▶ [PASSAGE GIVEN]
Each of the women has her own issues. Claire is pregnant and about to marry her longtime boyfriend, Dan (Tom Berdik). Nina is a no-nonsense single woman who works at a center for abused women. Jamie is about to be divorced from her abusive husband, Ross (Mark Hofmaier), who has been seeing a much younger woman for over a year. The situation is complicated by the fact that Dan and Ross are brothers.
Only CoCo, who is too young to face the problems of a mature woman, is blissfully unconcerned with the pitfalls that await women who as Nina says, end up "cleaning up after some old fart who pees all over the bathroom floor." Besides, CoCo has a nifty deal with her boss at the bar; she sleeps with him once a week and he pays her rent.
Dan is convinced Claire doesn't like his brother, especially when she refuses to help Ross find employment with the college where she works. Claire is sure Dan doesn't like Jamie and blames her for the breakup. It soon becomes apparent that Jamie and Ross's divorce may seriously threaten Claire and Dan's relationship.
As Claire and Jamie attempt to sort out their lives, the two bystanders, CoCo and Nina, chime in with advice from opposite poles of the female experience. CoCo believes women need to look out for themselves. In fact, she seems much more concerned with men who are trapped in boring marriages then the women they are betraying. Nina maintains that "being monogamous is what gets you through the unhappy stretches." As the play unfolds, it often seems that CoCo and Nina, as portrayed by the capable Anderson and Friedman, are far more interesting than the actual combatants.

▶ [DATA EXCERPTS]
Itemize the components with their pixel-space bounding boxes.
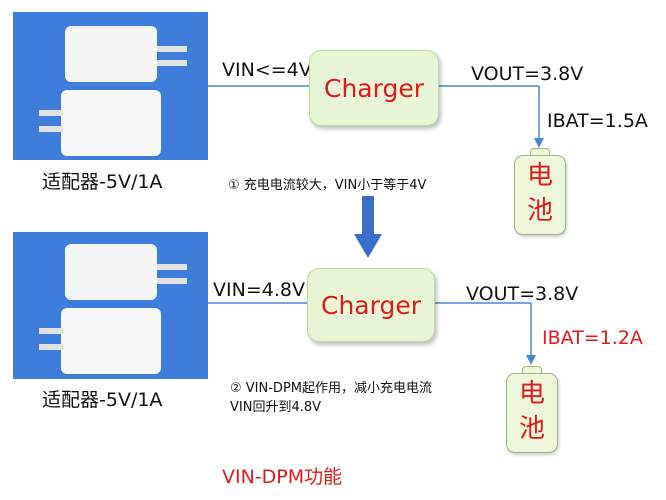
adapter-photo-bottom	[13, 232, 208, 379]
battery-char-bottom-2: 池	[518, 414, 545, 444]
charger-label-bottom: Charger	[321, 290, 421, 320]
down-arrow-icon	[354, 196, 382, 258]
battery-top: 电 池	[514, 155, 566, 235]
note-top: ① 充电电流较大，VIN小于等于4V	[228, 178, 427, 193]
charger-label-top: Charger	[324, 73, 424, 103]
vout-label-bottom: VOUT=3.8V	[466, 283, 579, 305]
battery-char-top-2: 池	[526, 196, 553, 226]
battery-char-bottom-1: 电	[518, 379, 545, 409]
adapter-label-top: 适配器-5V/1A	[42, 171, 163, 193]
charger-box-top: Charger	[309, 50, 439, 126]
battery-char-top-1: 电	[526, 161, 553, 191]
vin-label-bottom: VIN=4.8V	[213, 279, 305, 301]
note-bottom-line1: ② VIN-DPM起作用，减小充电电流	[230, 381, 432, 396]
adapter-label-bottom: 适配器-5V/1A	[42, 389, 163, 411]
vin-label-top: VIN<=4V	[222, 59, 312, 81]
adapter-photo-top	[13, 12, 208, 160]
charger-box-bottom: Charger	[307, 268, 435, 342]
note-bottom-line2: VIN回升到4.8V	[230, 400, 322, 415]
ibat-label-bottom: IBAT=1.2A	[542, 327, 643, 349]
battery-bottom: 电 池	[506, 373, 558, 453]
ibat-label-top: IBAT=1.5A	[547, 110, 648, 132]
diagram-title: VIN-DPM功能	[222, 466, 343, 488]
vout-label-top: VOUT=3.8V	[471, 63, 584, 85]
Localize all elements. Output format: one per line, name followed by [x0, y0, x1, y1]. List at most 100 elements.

▶ [ACTIONS TO TAKE]
(1) According to the play review, how are Dan and Ross related?
(2) Go on with the play review from its final sentence.

▶ [ANSWERS FOR THE TASKS]
(1) They are brothers.

(2)
With the aid of a curtain, which doubles as a screen for projections, placed center stage, Sylvester keeps the action moving briskly from scene to scene. This gives the audience ample opportunity to understand the situation from all the different point of view.
Dealing with relationships in a post-feminist world can be an opportunity for blazing new paths into our psyches and our cultural and social expectations and values. Chetkovich's play is not an insignificant attempt. It has wit and zest. But, in the end, it simply rehashes the old complaints — albeit quite eloquently.
Often Chetkovich seems to be working with an outdated paradigm. But who among the sisterhood would not at least partly agree with Nina when she says, "Women are a mess. They're weak and inconsistent, desperate for approval, devious as hell. They don't want to pay their own way, and then they're surprised when men expect something in return. They say they want power, and then they cry if someone's mean to them. They're horrible to other women, and all they want to talk about is men. I can barely stand to be around them half the time. But I can't help it — they're my tribe."